• **AIM OF THE TASK**:
Transcribe every line exactly. Leave the pictures behind.

- - -

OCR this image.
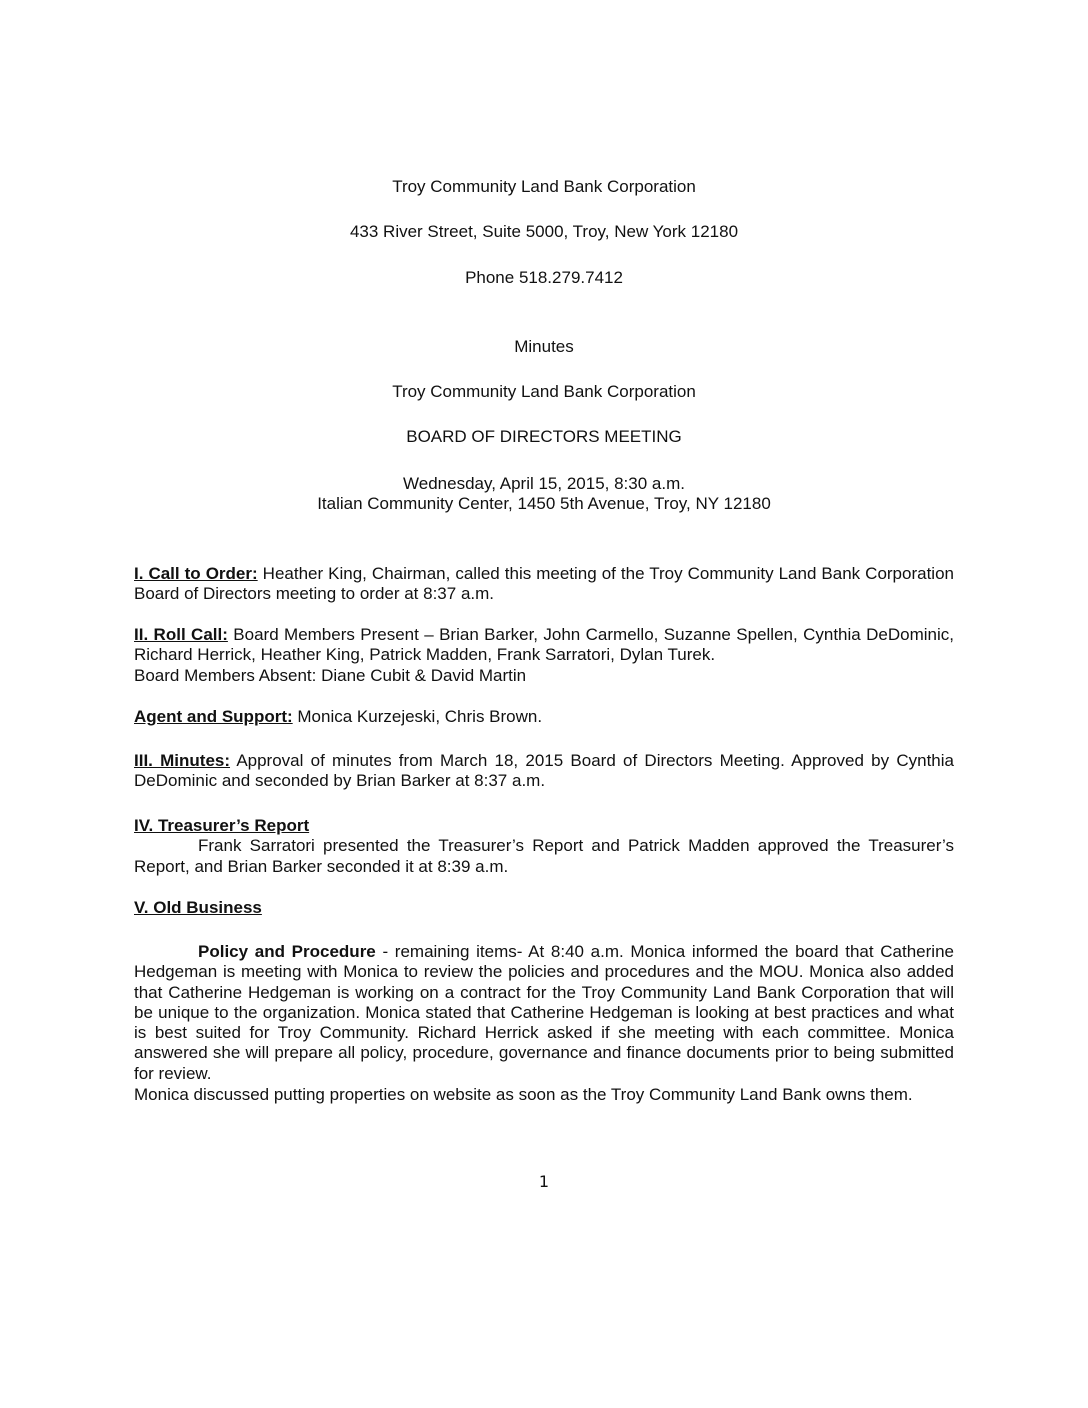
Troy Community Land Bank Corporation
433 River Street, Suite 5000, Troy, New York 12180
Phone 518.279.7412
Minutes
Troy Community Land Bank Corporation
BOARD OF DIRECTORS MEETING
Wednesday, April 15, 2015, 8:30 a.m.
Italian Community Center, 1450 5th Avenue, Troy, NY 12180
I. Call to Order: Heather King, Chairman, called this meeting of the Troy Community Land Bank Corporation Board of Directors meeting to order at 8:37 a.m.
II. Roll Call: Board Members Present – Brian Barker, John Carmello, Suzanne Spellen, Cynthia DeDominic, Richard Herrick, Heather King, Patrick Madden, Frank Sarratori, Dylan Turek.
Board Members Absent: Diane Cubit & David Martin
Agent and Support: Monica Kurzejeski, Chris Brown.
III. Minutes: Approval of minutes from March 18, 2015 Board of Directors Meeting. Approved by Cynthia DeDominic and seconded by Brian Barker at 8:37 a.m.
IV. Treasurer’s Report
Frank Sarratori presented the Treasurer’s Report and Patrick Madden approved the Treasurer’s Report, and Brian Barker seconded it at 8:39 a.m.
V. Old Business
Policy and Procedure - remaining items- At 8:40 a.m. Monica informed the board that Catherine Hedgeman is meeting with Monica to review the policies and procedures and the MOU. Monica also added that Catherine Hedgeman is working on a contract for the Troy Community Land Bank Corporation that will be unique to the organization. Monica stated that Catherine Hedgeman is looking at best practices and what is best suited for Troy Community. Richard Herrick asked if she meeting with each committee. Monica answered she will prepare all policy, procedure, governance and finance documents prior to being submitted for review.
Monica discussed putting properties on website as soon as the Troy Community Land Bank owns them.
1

- - -

• **COMPLETE OUTPUT**:
OCR this image.
Troy Community Land Bank Corporation
433 River Street, Suite 5000, Troy, New York 12180
Phone 518.279.7412
Minutes
Troy Community Land Bank Corporation
BOARD OF DIRECTORS MEETING
Wednesday, April 15, 2015, 8:30 a.m.
Italian Community Center, 1450 5th Avenue, Troy, NY 12180
I. Call to Order: Heather King, Chairman, called this meeting of the Troy Community Land Bank Corporation Board of Directors meeting to order at 8:37 a.m.
II. Roll Call: Board Members Present – Brian Barker, John Carmello, Suzanne Spellen, Cynthia DeDominic, Richard Herrick, Heather King, Patrick Madden, Frank Sarratori, Dylan Turek.
Board Members Absent: Diane Cubit & David Martin
Agent and Support: Monica Kurzejeski, Chris Brown.
III. Minutes: Approval of minutes from March 18, 2015 Board of Directors Meeting. Approved by Cynthia DeDominic and seconded by Brian Barker at 8:37 a.m.
IV. Treasurer’s Report
Frank Sarratori presented the Treasurer’s Report and Patrick Madden approved the Treasurer’s Report, and Brian Barker seconded it at 8:39 a.m.
V. Old Business
Policy and Procedure - remaining items- At 8:40 a.m. Monica informed the board that Catherine Hedgeman is meeting with Monica to review the policies and procedures and the MOU. Monica also added that Catherine Hedgeman is working on a contract for the Troy Community Land Bank Corporation that will be unique to the organization. Monica stated that Catherine Hedgeman is looking at best practices and what is best suited for Troy Community. Richard Herrick asked if she meeting with each committee. Monica answered she will prepare all policy, procedure, governance and finance documents prior to being submitted for review.
Monica discussed putting properties on website as soon as the Troy Community Land Bank owns them.
1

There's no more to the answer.